What you will do ->
Please recast the material below, from its first line through the line containing "diamond-label: Diamond: [281, 171, 340, 186]", both included, as a JSON list of strings with one string per line and blank lines left out.

•••••

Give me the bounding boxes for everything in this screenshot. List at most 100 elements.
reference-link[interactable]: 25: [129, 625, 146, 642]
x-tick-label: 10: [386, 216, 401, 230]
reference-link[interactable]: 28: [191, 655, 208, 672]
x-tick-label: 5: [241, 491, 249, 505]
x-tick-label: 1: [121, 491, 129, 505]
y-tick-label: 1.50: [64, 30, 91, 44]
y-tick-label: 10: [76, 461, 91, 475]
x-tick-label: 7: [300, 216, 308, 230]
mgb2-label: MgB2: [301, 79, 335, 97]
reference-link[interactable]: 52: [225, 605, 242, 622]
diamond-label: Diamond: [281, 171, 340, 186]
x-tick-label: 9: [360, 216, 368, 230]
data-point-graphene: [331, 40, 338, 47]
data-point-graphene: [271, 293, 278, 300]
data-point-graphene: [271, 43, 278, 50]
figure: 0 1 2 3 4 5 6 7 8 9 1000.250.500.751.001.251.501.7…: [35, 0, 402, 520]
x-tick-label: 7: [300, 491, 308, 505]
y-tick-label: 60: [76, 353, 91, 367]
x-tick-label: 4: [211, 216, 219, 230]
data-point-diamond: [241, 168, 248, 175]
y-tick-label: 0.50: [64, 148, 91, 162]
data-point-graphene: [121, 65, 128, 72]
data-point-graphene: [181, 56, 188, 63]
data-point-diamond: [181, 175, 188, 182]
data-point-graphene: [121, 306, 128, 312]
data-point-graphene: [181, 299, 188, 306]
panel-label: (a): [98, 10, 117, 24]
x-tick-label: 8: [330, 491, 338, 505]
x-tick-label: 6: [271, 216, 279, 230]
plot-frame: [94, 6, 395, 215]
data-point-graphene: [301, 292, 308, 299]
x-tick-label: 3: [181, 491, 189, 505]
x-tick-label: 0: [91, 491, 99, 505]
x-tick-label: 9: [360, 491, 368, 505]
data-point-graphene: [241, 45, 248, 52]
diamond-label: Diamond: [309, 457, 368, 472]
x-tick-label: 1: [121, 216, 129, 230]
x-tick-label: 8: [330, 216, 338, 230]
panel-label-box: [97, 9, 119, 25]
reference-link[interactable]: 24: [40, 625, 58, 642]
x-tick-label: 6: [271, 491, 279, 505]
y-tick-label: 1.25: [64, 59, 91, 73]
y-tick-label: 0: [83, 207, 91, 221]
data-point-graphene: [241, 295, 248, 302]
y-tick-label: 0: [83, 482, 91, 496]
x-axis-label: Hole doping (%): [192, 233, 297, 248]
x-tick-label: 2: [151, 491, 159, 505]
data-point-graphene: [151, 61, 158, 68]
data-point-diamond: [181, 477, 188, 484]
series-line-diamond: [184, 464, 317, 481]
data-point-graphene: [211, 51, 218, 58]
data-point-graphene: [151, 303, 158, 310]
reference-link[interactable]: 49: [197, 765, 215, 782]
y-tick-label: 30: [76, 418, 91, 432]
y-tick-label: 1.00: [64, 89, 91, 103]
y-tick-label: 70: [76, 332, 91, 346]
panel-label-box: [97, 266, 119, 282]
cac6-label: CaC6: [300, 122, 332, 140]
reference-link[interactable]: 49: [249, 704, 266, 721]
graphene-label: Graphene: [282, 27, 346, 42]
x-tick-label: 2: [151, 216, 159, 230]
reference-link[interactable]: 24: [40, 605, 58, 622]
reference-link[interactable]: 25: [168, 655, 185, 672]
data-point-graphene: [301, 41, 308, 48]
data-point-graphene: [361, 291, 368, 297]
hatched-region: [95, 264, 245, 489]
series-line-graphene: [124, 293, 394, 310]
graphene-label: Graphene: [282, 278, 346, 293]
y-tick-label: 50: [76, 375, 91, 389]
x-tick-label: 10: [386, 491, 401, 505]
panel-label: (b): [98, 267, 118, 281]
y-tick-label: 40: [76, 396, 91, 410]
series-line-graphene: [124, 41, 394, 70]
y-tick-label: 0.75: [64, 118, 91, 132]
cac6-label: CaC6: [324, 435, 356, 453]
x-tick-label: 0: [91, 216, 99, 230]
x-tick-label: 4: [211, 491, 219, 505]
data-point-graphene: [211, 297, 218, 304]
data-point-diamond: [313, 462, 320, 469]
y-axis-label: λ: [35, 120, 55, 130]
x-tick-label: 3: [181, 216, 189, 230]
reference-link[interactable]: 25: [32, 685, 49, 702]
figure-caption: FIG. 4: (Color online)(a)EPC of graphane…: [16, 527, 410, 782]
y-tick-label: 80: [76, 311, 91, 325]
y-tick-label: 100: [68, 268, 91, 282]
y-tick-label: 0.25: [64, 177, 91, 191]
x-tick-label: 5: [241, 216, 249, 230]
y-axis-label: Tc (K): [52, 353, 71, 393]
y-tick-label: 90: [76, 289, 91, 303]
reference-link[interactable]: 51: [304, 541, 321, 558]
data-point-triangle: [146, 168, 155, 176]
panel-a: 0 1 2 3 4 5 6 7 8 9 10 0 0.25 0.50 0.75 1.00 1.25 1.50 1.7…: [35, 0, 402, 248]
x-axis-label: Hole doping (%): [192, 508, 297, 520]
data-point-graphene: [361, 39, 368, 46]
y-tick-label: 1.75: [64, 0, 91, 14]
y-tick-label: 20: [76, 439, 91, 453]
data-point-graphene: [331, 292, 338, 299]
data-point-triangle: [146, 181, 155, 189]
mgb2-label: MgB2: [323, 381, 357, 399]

•••••

Answer to the problem ->
[
  "Give me the bounding boxes for everything in this screenshot. List at most 100 elements.",
  "reference-link[interactable]: 25: [129, 625, 146, 642]",
  "x-tick-label: 10: [386, 216, 401, 230]",
  "reference-link[interactable]: 28: [191, 655, 208, 672]",
  "x-tick-label: 5: [241, 491, 249, 505]",
  "x-tick-label: 1: [121, 491, 129, 505]",
  "y-tick-label: 1.50: [64, 30, 91, 44]",
  "y-tick-label: 10: [76, 461, 91, 475]",
  "x-tick-label: 7: [300, 216, 308, 230]",
  "mgb2-label: MgB2: [301, 79, 335, 97]",
  "reference-link[interactable]: 52: [225, 605, 242, 622]",
  "diamond-label: Diamond: [281, 171, 340, 186]"
]